§ Set problem: Omit the pictures, then write out every entry exactly as it reads.

[Saved data entries]
* * * * * * * * *

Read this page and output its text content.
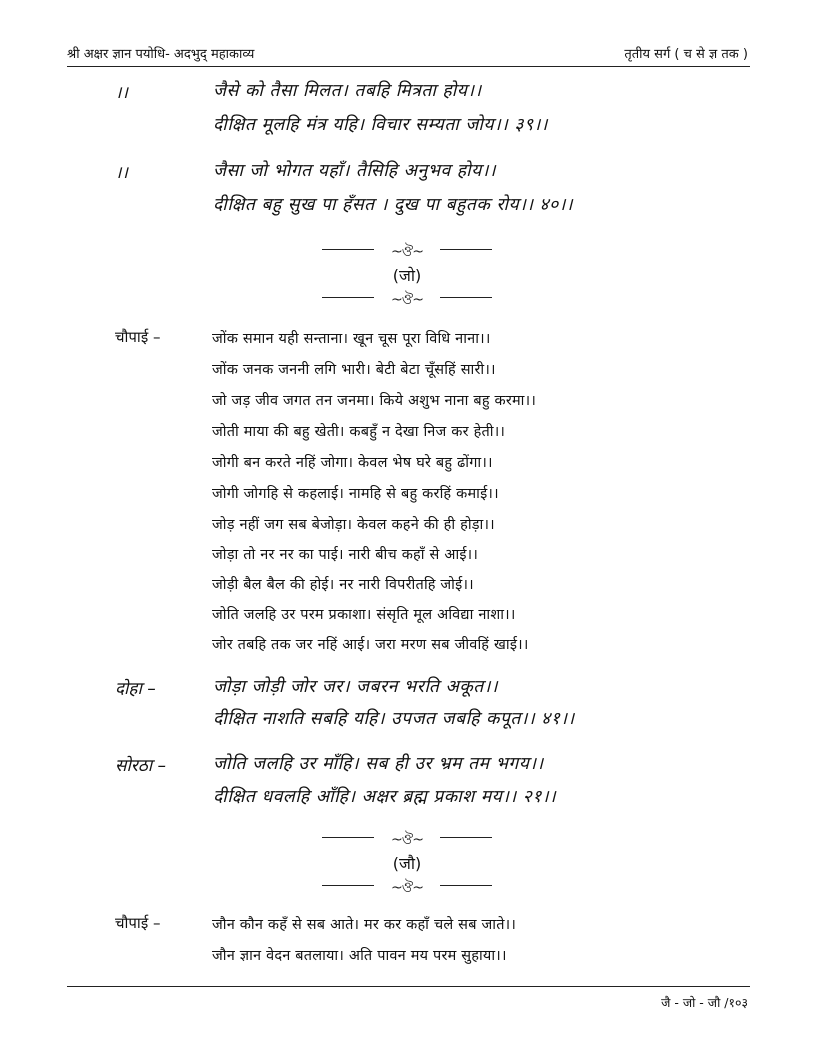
श्री अक्षर ज्ञान पयोधि- अदभुद् महाकाव्य	तृतीय सर्ग ( च से ज्ञ तक )
।।	जैसे को तैसा मिलत। तबहि मित्रता होय।।
दीक्षित मूलहि मंत्र यहि। विचार सम्यता जोय।। ३९।।
।।	जैसा जो भोगत यहाँ। तैसिहि अनुभव होय।।
दीक्षित बहु सुख पा हँसत । दुख पा बहुतक रोय।। ४०।।
~ঔ~
(जो)
~ঔ~
चौपाई –	जोंक समान यही सन्ताना। खून चूस पूरा विधि नाना।।
जोंक जनक जननी लगि भारी। बेटी बेटा चूँसहिं सारी।।
जो जड़ जीव जगत तन जनमा। किये अशुभ नाना बहु करमा।।
जोती माया की बहु खेती। कबहुँ न देखा निज कर हेती।।
जोगी बन करते नहिं जोगा। केवल भेष घरे बहु ढोंगा।।
जोगी जोगहि से कहलाई। नामहि से बहु करहिं कमाई।।
जोड़ नहीं जग सब बेजोड़ा। केवल कहने की ही होड़ा।।
जोड़ा तो नर नर का पाई। नारी बीच कहाँ से आई।।
जोड़ी बैल बैल की होई। नर नारी विपरीतहि जोई।।
जोति जलहि उर परम प्रकाशा। संसृति मूल अविद्या नाशा।।
जोर तबहि तक जर नहिं आई। जरा मरण सब जीवहिं खाई।।
दोहा –	जोड़ा जोड़ी जोर जर। जबरन भरति अकूत।।
दीक्षित नाशति सबहि यहि। उपजत जबहि कपूत।। ४१।।
सोरठा –	जोति जलहि उर माँहि। सब ही उर भ्रम तम भगय।।
दीक्षित धवलहि आँहि। अक्षर ब्रह्म प्रकाश मय।। २१।।
~ঔ~
(जौ)
~ঔ~
चौपाई –	जौन कौन कहँ से सब आते। मर कर कहाँ चले सब जाते।।
जौन ज्ञान वेदन बतलाया। अति पावन मय परम सुहाया।।
जै - जो - जौ /१०३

* * * * * * * * *

§ Solution to this task:
Read this page and output its text content.
श्री अक्षर ज्ञान पयोधि- अदभुद् महाकाव्य	तृतीय सर्ग ( च से ज्ञ तक )
।।	जैसे को तैसा मिलत। तबहि मित्रता होय।।
दीक्षित मूलहि मंत्र यहि। विचार सम्यता जोय।। ३९।।
।।	जैसा जो भोगत यहाँ। तैसिहि अनुभव होय।।
दीक्षित बहु सुख पा हँसत । दुख पा बहुतक रोय।। ४०।।
~ঔ~
(जो)
~ঔ~
चौपाई –	जोंक समान यही सन्ताना। खून चूस पूरा विधि नाना।।
जोंक जनक जननी लगि भारी। बेटी बेटा चूँसहिं सारी।।
जो जड़ जीव जगत तन जनमा। किये अशुभ नाना बहु करमा।।
जोती माया की बहु खेती। कबहुँ न देखा निज कर हेती।।
जोगी बन करते नहिं जोगा। केवल भेष घरे बहु ढोंगा।।
जोगी जोगहि से कहलाई। नामहि से बहु करहिं कमाई।।
जोड़ नहीं जग सब बेजोड़ा। केवल कहने की ही होड़ा।।
जोड़ा तो नर नर का पाई। नारी बीच कहाँ से आई।।
जोड़ी बैल बैल की होई। नर नारी विपरीतहि जोई।।
जोति जलहि उर परम प्रकाशा। संसृति मूल अविद्या नाशा।।
जोर तबहि तक जर नहिं आई। जरा मरण सब जीवहिं खाई।।
दोहा –	जोड़ा जोड़ी जोर जर। जबरन भरति अकूत।।
दीक्षित नाशति सबहि यहि। उपजत जबहि कपूत।। ४१।।
सोरठा –	जोति जलहि उर माँहि। सब ही उर भ्रम तम भगय।।
दीक्षित धवलहि आँहि। अक्षर ब्रह्म प्रकाश मय।। २१।।
~ঔ~
(जौ)
~ঔ~
चौपाई –	जौन कौन कहँ से सब आते। मर कर कहाँ चले सब जाते।।
जौन ज्ञान वेदन बतलाया। अति पावन मय परम सुहाया।।
जै - जो - जौ /१०३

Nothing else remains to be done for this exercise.